Report every line below that holds the word "color".

Items from a dataset:
※ ※ ※
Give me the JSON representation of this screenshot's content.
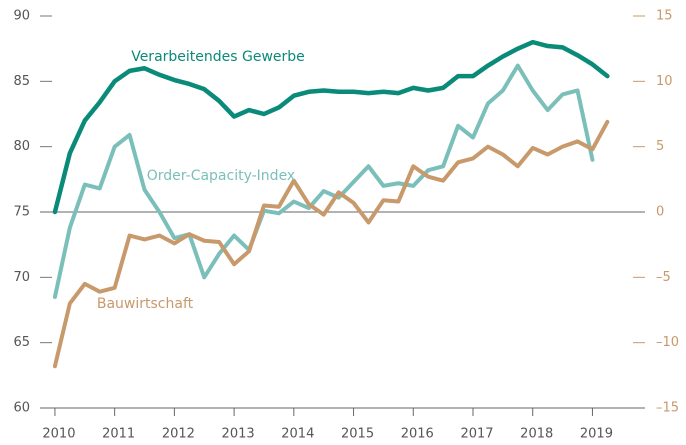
{
  "chart_data": {
    "type": "line",
    "x": [
      2010,
      2010.25,
      2010.5,
      2010.75,
      2011,
      2011.25,
      2011.5,
      2011.75,
      2012,
      2012.25,
      2012.5,
      2012.75,
      2013,
      2013.25,
      2013.5,
      2013.75,
      2014,
      2014.25,
      2014.5,
      2014.75,
      2015,
      2015.25,
      2015.5,
      2015.75,
      2016,
      2016.25,
      2016.5,
      2016.75,
      2017,
      2017.25,
      2017.5,
      2017.75,
      2018,
      2018.25,
      2018.5,
      2018.75,
      2019,
      2019.25
    ],
    "series": [
      {
        "name": "Verarbeitendes Gewerbe",
        "color": "#0a8a78",
        "axis": "y",
        "values": [
          75,
          79.5,
          82,
          83.4,
          85,
          85.8,
          86,
          85.5,
          85.1,
          84.8,
          84.4,
          83.5,
          82.3,
          82.8,
          82.5,
          83,
          83.9,
          84.2,
          84.3,
          84.2,
          84.2,
          84.1,
          84.2,
          84.1,
          84.5,
          84.3,
          84.5,
          85.4,
          85.4,
          86.2,
          86.9,
          87.5,
          88,
          87.7,
          87.6,
          87,
          86.3,
          85.4
        ]
      },
      {
        "name": "Order-Capacity-Index",
        "color": "#7bbfba",
        "axis": "y2",
        "values": [
          -6.5,
          -1.2,
          2.1,
          1.8,
          5.0,
          5.9,
          1.7,
          0,
          -2.0,
          -1.7,
          -5.0,
          -3.2,
          -1.8,
          -2.9,
          0.1,
          -0.1,
          0.8,
          0.3,
          1.6,
          1.1,
          2.3,
          3.5,
          2.0,
          2.2,
          2.0,
          3.2,
          3.5,
          6.6,
          5.7,
          8.3,
          9.3,
          11.2,
          9.3,
          7.8,
          9.0,
          9.3,
          4.0,
          null
        ]
      },
      {
        "name": "Bauwirtschaft",
        "color": "#c8996a",
        "axis": "y2",
        "values": [
          -11.8,
          -7.0,
          -5.5,
          -6.1,
          -5.8,
          -1.8,
          -2.1,
          -1.8,
          -2.4,
          -1.7,
          -2.2,
          -2.3,
          -4.0,
          -3.0,
          0.5,
          0.4,
          2.4,
          0.6,
          -0.2,
          1.5,
          0.7,
          -0.8,
          0.9,
          0.8,
          3.5,
          2.7,
          2.4,
          3.8,
          4.1,
          5.0,
          4.4,
          3.5,
          4.9,
          4.4,
          5.0,
          5.4,
          4.8,
          6.9
        ]
      }
    ],
    "xlim": [
      2009.75,
      2019.88
    ],
    "xticks": [
      2010,
      2011,
      2012,
      2013,
      2014,
      2015,
      2016,
      2017,
      2018,
      2019
    ],
    "ylim": [
      60,
      90
    ],
    "yticks": [
      60,
      65,
      70,
      75,
      80,
      85,
      90
    ],
    "y2lim": [
      -15,
      15
    ],
    "y2ticks": [
      {
        "value": -15,
        "label": "–15"
      },
      {
        "value": -10,
        "label": "–10"
      },
      {
        "value": -5,
        "label": "–5"
      },
      0,
      5,
      10,
      15
    ]
  }
}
※ ※ ※
Written response:
        "color": "#0a8a78",
        "color": "#7bbfba",
        "color": "#c8996a",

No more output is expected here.